## Work to complete
- 1) Summarize the passage comparing hard drives with driving in two sentences.
- 2) Carry on the passage comparing hard drives with driving, starting right after its final sentence.

## Passage
Although an HDD is possibly the most complex set of technologies in a tiny box, it still pales to the worst-case challenges of an automotive driver. The HDD also rarely gives you a warning because they are pretty reliable and have sophisticated error correction and some redundancy. Whereas car drivers need feedback to warn on low margins to gauge their trust of car and road conditions. Failure is not an option.

The HDD has solved most of the aerodynamic, electromagnetic, antistatic, class 10 ppm HEPA environment with precision ultrahigh speed rotary servos with heads flying over 100 MPH on highest RPM drives at sub-micron flying heights. They have progressed each year a new generation of technology evolution, that instead of frequent errors decades ago, they are now expected and perform error-free, that is until they die with no warning from servo click-of death usually after 5 to 10 years. Yet humans expect better than this from driving. Although accidents happen every day in major cities and I know ADAS features will reduce accident rates, the more aggressive driver, might still cause errors to those with ADAS features may still want to be in control during rush hour with 6 lanes of dynamic traffic at speeds that may not be protected by air-bags.

(Stored data entries)
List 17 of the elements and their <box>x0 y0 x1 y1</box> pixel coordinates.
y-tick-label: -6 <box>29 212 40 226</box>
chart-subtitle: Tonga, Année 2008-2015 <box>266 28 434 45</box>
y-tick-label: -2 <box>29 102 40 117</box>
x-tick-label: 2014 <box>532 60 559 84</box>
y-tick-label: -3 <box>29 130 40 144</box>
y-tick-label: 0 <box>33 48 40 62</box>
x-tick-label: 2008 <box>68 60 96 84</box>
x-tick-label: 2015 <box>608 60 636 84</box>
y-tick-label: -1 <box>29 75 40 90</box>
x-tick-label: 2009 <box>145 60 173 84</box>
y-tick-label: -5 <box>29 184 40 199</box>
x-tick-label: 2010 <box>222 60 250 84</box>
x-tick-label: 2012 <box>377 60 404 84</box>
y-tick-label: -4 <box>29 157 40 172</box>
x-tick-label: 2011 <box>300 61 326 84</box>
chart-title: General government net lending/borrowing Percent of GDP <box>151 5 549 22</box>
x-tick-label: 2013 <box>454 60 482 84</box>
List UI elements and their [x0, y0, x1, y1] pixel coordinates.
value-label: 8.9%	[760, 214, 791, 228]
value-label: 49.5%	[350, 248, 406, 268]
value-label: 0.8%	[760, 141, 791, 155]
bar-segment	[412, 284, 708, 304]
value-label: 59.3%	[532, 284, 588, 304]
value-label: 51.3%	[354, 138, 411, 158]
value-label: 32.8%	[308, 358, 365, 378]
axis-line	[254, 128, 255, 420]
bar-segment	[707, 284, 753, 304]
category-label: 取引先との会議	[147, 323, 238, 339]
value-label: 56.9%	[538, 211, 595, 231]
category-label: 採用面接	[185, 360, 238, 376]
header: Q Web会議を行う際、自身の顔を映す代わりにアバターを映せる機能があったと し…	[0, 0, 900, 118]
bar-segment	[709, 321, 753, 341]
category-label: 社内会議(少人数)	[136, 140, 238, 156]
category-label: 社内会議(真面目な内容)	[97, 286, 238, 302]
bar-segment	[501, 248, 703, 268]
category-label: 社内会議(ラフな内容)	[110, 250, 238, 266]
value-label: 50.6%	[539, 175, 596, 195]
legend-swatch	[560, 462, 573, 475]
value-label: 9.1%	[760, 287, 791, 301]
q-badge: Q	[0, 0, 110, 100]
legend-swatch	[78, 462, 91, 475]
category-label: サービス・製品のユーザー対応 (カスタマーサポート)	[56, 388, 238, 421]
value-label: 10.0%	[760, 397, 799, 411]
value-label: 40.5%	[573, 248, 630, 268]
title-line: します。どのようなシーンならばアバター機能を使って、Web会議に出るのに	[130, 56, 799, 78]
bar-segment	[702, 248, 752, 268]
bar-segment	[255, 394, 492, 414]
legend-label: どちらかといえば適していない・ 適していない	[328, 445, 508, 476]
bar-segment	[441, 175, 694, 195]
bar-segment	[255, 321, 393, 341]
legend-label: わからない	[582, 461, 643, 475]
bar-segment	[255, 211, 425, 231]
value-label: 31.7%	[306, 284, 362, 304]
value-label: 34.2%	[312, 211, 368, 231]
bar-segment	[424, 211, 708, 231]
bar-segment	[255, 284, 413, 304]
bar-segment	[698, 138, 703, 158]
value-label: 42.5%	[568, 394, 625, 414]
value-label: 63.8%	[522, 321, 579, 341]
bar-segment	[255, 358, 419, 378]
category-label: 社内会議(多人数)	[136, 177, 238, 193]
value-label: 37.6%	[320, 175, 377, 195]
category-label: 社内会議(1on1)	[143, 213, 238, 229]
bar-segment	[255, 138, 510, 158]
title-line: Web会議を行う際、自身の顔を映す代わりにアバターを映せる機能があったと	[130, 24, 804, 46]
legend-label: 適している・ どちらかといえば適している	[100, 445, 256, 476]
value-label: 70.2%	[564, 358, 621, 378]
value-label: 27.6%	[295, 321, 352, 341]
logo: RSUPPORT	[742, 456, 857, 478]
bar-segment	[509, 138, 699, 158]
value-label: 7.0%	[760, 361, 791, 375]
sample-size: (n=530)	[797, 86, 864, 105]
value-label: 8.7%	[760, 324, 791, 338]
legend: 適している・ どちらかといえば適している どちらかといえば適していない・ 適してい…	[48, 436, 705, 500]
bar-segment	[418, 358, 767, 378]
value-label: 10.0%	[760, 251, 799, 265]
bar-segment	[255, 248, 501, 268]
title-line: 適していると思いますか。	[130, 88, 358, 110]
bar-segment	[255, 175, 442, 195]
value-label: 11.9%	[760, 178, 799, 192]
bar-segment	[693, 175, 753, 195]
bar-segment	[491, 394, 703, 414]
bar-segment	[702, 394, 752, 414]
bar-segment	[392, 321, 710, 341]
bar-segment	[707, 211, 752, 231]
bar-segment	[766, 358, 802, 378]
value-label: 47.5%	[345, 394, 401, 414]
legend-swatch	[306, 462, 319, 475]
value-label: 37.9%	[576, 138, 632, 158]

## The results
- 1) A hard drive is perhaps the most complex technology in a tiny box, yet it falls short of a driver's worst-case challenges, and it rarely gives warnings because it is reliable and has error correction and some redundancy, while drivers need feedback on low margins. Hard drives have overcome many engineering problems and now run error-free until they fail without warning, usually after 5 to 10 years, but humans expect better than this from driving.

- 2)
My point is that autonomous driving tools must become measurable and have a better indication of road safety margins to report to the driver from all the sensors than HDD's do . The complacent drivers with no steering wheel might only be comfortable where there are no unexpected conditions. Otherwise drivers can become complacent like Windows users who often blame failures on apps when user setup is often to blame and there is often no warning from the infamous S.M.A.R.T. error tracking, that rarely predicts failure. Yet some users still lose all their data without backup from a servo click-of-death. (missing embedded servo signals from contaminants or scratches)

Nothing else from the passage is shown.